>> START Extracted entries

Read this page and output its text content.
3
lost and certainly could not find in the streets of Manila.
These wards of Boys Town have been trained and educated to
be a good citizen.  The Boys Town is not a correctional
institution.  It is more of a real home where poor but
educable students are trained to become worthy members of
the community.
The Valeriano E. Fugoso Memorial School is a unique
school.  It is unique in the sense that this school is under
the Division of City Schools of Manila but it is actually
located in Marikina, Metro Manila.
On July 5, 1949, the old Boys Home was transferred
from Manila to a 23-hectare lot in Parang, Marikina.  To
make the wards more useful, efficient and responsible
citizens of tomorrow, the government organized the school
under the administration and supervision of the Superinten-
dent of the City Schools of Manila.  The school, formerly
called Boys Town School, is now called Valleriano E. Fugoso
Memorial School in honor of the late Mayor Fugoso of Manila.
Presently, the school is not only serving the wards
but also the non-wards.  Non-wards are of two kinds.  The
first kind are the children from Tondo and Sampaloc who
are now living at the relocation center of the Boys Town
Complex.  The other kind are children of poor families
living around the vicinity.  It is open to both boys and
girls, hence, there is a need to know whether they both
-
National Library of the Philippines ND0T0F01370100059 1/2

>> END Extracted entries

» Exercise
Quote the whole listing above, leaving nothing out.

» Result for this exercise
Read this page and output its text content.
3
lost and certainly could not find in the streets of Manila.
These wards of Boys Town have been trained and educated to
be a good citizen.  The Boys Town is not a correctional
institution.  It is more of a real home where poor but
educable students are trained to become worthy members of
the community.
The Valeriano E. Fugoso Memorial School is a unique
school.  It is unique in the sense that this school is under
the Division of City Schools of Manila but it is actually
located in Marikina, Metro Manila.
On July 5, 1949, the old Boys Home was transferred
from Manila to a 23-hectare lot in Parang, Marikina.  To
make the wards more useful, efficient and responsible
citizens of tomorrow, the government organized the school
under the administration and supervision of the Superinten-
dent of the City Schools of Manila.  The school, formerly
called Boys Town School, is now called Valleriano E. Fugoso
Memorial School in honor of the late Mayor Fugoso of Manila.
Presently, the school is not only serving the wards
but also the non-wards.  Non-wards are of two kinds.  The
first kind are the children from Tondo and Sampaloc who
are now living at the relocation center of the Boys Town
Complex.  The other kind are children of poor families
living around the vicinity.  It is open to both boys and
girls, hence, there is a need to know whether they both
-
National Library of the Philippines ND0T0F01370100059 1/2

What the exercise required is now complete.